Extract every line below that contains the word "exponentes".

• **Task material**
───
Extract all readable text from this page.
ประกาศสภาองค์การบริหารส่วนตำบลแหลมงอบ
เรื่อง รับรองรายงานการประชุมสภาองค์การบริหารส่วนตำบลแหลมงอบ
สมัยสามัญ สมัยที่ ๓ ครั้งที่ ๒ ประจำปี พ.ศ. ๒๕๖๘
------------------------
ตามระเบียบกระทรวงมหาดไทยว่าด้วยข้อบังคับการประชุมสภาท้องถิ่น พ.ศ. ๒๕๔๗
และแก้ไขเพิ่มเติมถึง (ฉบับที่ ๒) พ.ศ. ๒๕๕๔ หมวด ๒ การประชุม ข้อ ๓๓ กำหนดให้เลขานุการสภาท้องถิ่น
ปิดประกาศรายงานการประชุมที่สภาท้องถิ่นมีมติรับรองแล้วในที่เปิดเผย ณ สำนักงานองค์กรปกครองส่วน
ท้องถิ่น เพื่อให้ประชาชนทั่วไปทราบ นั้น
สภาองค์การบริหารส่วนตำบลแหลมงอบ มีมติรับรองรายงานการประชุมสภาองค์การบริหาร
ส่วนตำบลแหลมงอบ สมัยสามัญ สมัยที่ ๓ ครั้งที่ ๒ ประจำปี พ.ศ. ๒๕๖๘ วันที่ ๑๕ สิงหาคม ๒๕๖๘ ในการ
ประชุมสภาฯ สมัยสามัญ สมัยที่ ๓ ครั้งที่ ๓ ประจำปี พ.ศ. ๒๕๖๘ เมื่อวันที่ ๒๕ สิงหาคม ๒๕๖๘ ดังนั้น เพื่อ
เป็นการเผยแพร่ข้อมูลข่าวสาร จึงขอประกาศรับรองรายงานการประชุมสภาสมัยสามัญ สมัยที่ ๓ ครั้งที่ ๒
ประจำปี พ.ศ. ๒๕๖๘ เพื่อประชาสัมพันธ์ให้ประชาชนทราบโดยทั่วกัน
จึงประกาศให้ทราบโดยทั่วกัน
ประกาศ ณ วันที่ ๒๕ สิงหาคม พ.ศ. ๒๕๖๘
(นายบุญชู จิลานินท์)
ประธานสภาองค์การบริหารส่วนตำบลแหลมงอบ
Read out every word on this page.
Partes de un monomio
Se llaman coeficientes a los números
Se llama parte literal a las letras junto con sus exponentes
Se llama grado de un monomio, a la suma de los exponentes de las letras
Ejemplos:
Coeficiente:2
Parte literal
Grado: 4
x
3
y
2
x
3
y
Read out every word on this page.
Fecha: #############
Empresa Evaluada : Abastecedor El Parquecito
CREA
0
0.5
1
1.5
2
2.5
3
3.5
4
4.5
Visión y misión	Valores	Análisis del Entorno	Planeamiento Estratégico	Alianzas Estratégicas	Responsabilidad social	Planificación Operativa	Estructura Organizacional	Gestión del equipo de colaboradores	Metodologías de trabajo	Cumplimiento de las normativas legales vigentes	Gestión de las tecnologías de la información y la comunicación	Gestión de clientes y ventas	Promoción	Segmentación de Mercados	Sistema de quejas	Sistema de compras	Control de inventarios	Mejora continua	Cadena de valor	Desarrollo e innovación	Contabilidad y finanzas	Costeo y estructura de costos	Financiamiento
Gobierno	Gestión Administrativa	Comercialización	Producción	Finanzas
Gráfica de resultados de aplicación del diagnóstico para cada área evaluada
───
• **Written reply**
Se llama parte literal a las letras junto con sus exponentes
Se llama grado de un monomio, a la suma de los exponentes de las letras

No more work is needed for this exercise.